WHAT YOU ARE ASKED TO DO. Return the listing word for word, as given.

***

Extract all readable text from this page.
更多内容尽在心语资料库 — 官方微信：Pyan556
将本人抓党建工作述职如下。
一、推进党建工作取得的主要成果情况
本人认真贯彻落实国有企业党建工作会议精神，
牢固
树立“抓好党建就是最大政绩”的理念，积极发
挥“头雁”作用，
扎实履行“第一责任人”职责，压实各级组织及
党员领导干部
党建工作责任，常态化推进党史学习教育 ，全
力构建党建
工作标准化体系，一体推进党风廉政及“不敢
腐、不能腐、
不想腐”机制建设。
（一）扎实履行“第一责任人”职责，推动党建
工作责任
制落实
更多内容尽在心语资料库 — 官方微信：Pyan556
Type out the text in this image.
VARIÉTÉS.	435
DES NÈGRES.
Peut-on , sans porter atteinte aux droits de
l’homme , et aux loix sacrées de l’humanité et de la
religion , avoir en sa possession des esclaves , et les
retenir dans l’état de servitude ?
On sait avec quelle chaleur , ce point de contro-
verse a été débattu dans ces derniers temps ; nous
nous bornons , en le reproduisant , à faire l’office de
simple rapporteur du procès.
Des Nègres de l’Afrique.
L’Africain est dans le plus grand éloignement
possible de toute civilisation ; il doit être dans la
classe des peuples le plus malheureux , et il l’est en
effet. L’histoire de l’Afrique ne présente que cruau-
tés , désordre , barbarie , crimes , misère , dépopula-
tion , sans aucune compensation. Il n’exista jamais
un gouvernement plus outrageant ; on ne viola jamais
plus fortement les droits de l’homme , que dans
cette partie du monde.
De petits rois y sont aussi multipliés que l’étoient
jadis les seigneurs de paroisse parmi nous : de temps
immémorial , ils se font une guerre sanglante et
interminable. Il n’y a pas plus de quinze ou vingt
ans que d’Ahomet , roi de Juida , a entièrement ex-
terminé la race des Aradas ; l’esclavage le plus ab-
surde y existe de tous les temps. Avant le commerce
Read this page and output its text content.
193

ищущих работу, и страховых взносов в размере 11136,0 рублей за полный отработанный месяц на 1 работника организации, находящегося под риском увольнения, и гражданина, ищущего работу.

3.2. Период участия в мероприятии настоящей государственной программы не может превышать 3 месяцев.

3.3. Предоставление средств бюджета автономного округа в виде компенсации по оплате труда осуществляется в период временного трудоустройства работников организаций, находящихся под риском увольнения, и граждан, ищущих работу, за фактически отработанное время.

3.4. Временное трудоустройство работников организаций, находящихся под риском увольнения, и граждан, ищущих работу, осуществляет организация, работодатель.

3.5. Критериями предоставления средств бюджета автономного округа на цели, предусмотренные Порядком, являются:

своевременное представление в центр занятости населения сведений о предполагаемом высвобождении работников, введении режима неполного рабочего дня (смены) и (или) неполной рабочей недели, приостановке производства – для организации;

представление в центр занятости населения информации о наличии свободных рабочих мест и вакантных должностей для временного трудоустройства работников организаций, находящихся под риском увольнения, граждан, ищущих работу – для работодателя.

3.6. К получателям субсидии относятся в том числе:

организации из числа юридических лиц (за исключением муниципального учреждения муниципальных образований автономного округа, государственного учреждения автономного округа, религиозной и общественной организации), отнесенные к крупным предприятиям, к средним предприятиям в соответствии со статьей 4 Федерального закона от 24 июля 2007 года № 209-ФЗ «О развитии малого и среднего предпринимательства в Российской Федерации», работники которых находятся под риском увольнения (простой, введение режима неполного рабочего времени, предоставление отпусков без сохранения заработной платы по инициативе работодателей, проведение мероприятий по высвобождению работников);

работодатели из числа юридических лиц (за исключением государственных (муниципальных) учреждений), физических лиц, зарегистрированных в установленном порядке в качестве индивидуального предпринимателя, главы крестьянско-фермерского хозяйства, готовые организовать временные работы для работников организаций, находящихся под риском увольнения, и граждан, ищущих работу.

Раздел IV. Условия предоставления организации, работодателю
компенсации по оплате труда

***

OUTPUT OF THE EXERCISE.
Extract all readable text from this page.
更多内容尽在心语资料库 — 官方微信：Pyan556
将本人抓党建工作述职如下。
一、推进党建工作取得的主要成果情况
本人认真贯彻落实国有企业党建工作会议精神，
牢固
树立“抓好党建就是最大政绩”的理念，积极发
挥“头雁”作用，
扎实履行“第一责任人”职责，压实各级组织及
党员领导干部
党建工作责任，常态化推进党史学习教育 ，全
力构建党建
工作标准化体系，一体推进党风廉政及“不敢
腐、不能腐、
不想腐”机制建设。
（一）扎实履行“第一责任人”职责，推动党建
工作责任
制落实
更多内容尽在心语资料库 — 官方微信：Pyan556
Type out the text in this image.
VARIÉTÉS.	435
DES NÈGRES.
Peut-on , sans porter atteinte aux droits de
l’homme , et aux loix sacrées de l’humanité et de la
religion , avoir en sa possession des esclaves , et les
retenir dans l’état de servitude ?
On sait avec quelle chaleur , ce point de contro-
verse a été débattu dans ces derniers temps ; nous
nous bornons , en le reproduisant , à faire l’office de
simple rapporteur du procès.
Des Nègres de l’Afrique.
L’Africain est dans le plus grand éloignement
possible de toute civilisation ; il doit être dans la
classe des peuples le plus malheureux , et il l’est en
effet. L’histoire de l’Afrique ne présente que cruau-
tés , désordre , barbarie , crimes , misère , dépopula-
tion , sans aucune compensation. Il n’exista jamais
un gouvernement plus outrageant ; on ne viola jamais
plus fortement les droits de l’homme , que dans
cette partie du monde.
De petits rois y sont aussi multipliés que l’étoient
jadis les seigneurs de paroisse parmi nous : de temps
immémorial , ils se font une guerre sanglante et
interminable. Il n’y a pas plus de quinze ou vingt
ans que d’Ahomet , roi de Juida , a entièrement ex-
terminé la race des Aradas ; l’esclavage le plus ab-
surde y existe de tous les temps. Avant le commerce
Read this page and output its text content.
193

ищущих работу, и страховых взносов в размере 11136,0 рублей за полный отработанный месяц на 1 работника организации, находящегося под риском увольнения, и гражданина, ищущего работу.

3.2. Период участия в мероприятии настоящей государственной программы не может превышать 3 месяцев.

3.3. Предоставление средств бюджета автономного округа в виде компенсации по оплате труда осуществляется в период временного трудоустройства работников организаций, находящихся под риском увольнения, и граждан, ищущих работу, за фактически отработанное время.

3.4. Временное трудоустройство работников организаций, находящихся под риском увольнения, и граждан, ищущих работу, осуществляет организация, работодатель.

3.5. Критериями предоставления средств бюджета автономного округа на цели, предусмотренные Порядком, являются:

своевременное представление в центр занятости населения сведений о предполагаемом высвобождении работников, введении режима неполного рабочего дня (смены) и (или) неполной рабочей недели, приостановке производства – для организации;

представление в центр занятости населения информации о наличии свободных рабочих мест и вакантных должностей для временного трудоустройства работников организаций, находящихся под риском увольнения, граждан, ищущих работу – для работодателя.

3.6. К получателям субсидии относятся в том числе:

организации из числа юридических лиц (за исключением муниципального учреждения муниципальных образований автономного округа, государственного учреждения автономного округа, религиозной и общественной организации), отнесенные к крупным предприятиям, к средним предприятиям в соответствии со статьей 4 Федерального закона от 24 июля 2007 года № 209-ФЗ «О развитии малого и среднего предпринимательства в Российской Федерации», работники которых находятся под риском увольнения (простой, введение режима неполного рабочего времени, предоставление отпусков без сохранения заработной платы по инициативе работодателей, проведение мероприятий по высвобождению работников);

работодатели из числа юридических лиц (за исключением государственных (муниципальных) учреждений), физических лиц, зарегистрированных в установленном порядке в качестве индивидуального предпринимателя, главы крестьянско-фермерского хозяйства, готовые организовать временные работы для работников организаций, находящихся под риском увольнения, и граждан, ищущих работу.

Раздел IV. Условия предоставления организации, работодателю
компенсации по оплате труда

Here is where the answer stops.